Figure contents as structured data:
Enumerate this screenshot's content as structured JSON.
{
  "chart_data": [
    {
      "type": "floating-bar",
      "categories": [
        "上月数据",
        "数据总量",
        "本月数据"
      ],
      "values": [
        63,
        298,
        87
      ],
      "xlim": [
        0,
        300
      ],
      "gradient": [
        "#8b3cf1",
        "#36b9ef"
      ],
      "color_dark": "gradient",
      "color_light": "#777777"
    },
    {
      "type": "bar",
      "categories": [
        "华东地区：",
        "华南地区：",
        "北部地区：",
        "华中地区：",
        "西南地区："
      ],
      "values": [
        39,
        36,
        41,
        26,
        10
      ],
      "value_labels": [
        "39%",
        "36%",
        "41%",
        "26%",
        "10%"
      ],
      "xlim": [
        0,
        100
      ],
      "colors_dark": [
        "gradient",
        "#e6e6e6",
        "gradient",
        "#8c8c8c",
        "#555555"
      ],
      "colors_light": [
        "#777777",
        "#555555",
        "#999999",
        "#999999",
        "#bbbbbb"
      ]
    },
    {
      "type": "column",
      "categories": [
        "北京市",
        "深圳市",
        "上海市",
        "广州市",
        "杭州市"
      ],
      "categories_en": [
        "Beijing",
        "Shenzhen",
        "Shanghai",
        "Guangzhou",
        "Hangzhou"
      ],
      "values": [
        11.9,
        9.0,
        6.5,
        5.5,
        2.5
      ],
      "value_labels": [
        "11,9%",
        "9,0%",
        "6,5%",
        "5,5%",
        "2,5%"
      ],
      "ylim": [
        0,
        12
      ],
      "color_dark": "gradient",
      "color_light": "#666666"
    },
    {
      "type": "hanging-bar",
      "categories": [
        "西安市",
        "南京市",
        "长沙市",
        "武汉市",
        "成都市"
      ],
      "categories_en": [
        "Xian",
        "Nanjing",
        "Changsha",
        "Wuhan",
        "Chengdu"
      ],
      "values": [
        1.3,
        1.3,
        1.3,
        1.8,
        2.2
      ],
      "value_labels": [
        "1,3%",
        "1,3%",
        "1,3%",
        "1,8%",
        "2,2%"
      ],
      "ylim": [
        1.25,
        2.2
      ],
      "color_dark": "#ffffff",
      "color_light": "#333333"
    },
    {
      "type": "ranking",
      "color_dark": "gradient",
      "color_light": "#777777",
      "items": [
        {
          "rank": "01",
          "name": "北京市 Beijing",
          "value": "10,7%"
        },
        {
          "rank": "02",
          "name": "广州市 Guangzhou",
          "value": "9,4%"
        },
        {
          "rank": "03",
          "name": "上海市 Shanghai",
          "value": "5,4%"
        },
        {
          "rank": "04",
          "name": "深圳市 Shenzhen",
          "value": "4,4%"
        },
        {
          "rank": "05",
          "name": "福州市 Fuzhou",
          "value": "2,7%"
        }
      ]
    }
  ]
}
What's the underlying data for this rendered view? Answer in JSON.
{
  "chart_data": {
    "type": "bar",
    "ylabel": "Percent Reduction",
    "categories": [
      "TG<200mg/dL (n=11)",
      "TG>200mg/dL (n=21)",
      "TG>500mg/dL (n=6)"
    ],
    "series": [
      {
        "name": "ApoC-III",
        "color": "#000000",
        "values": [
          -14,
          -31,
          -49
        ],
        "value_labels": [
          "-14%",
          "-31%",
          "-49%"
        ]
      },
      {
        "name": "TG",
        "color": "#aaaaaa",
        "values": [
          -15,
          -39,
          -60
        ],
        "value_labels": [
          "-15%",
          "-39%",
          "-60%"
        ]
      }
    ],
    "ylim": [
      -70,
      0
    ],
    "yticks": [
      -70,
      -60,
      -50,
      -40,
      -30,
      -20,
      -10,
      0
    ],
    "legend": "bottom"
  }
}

EXERCISE OBJECTIVE: Copy out all of the records shown above exactly.

ANSWER TO THIS EXERCISE:
Enumerate this screenshot's content as structured JSON.
{
  "chart_data": [
    {
      "type": "floating-bar",
      "categories": [
        "上月数据",
        "数据总量",
        "本月数据"
      ],
      "values": [
        63,
        298,
        87
      ],
      "xlim": [
        0,
        300
      ],
      "gradient": [
        "#8b3cf1",
        "#36b9ef"
      ],
      "color_dark": "gradient",
      "color_light": "#777777"
    },
    {
      "type": "bar",
      "categories": [
        "华东地区：",
        "华南地区：",
        "北部地区：",
        "华中地区：",
        "西南地区："
      ],
      "values": [
        39,
        36,
        41,
        26,
        10
      ],
      "value_labels": [
        "39%",
        "36%",
        "41%",
        "26%",
        "10%"
      ],
      "xlim": [
        0,
        100
      ],
      "colors_dark": [
        "gradient",
        "#e6e6e6",
        "gradient",
        "#8c8c8c",
        "#555555"
      ],
      "colors_light": [
        "#777777",
        "#555555",
        "#999999",
        "#999999",
        "#bbbbbb"
      ]
    },
    {
      "type": "column",
      "categories": [
        "北京市",
        "深圳市",
        "上海市",
        "广州市",
        "杭州市"
      ],
      "categories_en": [
        "Beijing",
        "Shenzhen",
        "Shanghai",
        "Guangzhou",
        "Hangzhou"
      ],
      "values": [
        11.9,
        9.0,
        6.5,
        5.5,
        2.5
      ],
      "value_labels": [
        "11,9%",
        "9,0%",
        "6,5%",
        "5,5%",
        "2,5%"
      ],
      "ylim": [
        0,
        12
      ],
      "color_dark": "gradient",
      "color_light": "#666666"
    },
    {
      "type": "hanging-bar",
      "categories": [
        "西安市",
        "南京市",
        "长沙市",
        "武汉市",
        "成都市"
      ],
      "categories_en": [
        "Xian",
        "Nanjing",
        "Changsha",
        "Wuhan",
        "Chengdu"
      ],
      "values": [
        1.3,
        1.3,
        1.3,
        1.8,
        2.2
      ],
      "value_labels": [
        "1,3%",
        "1,3%",
        "1,3%",
        "1,8%",
        "2,2%"
      ],
      "ylim": [
        1.25,
        2.2
      ],
      "color_dark": "#ffffff",
      "color_light": "#333333"
    },
    {
      "type": "ranking",
      "color_dark": "gradient",
      "color_light": "#777777",
      "items": [
        {
          "rank": "01",
          "name": "北京市 Beijing",
          "value": "10,7%"
        },
        {
          "rank": "02",
          "name": "广州市 Guangzhou",
          "value": "9,4%"
        },
        {
          "rank": "03",
          "name": "上海市 Shanghai",
          "value": "5,4%"
        },
        {
          "rank": "04",
          "name": "深圳市 Shenzhen",
          "value": "4,4%"
        },
        {
          "rank": "05",
          "name": "福州市 Fuzhou",
          "value": "2,7%"
        }
      ]
    }
  ]
}
What's the underlying data for this rendered view? Answer in JSON.
{
  "chart_data": {
    "type": "bar",
    "ylabel": "Percent Reduction",
    "categories": [
      "TG<200mg/dL (n=11)",
      "TG>200mg/dL (n=21)",
      "TG>500mg/dL (n=6)"
    ],
    "series": [
      {
        "name": "ApoC-III",
        "color": "#000000",
        "values": [
          -14,
          -31,
          -49
        ],
        "value_labels": [
          "-14%",
          "-31%",
          "-49%"
        ]
      },
      {
        "name": "TG",
        "color": "#aaaaaa",
        "values": [
          -15,
          -39,
          -60
        ],
        "value_labels": [
          "-15%",
          "-39%",
          "-60%"
        ]
      }
    ],
    "ylim": [
      -70,
      0
    ],
    "yticks": [
      -70,
      -60,
      -50,
      -40,
      -30,
      -20,
      -10,
      0
    ],
    "legend": "bottom"
  }
}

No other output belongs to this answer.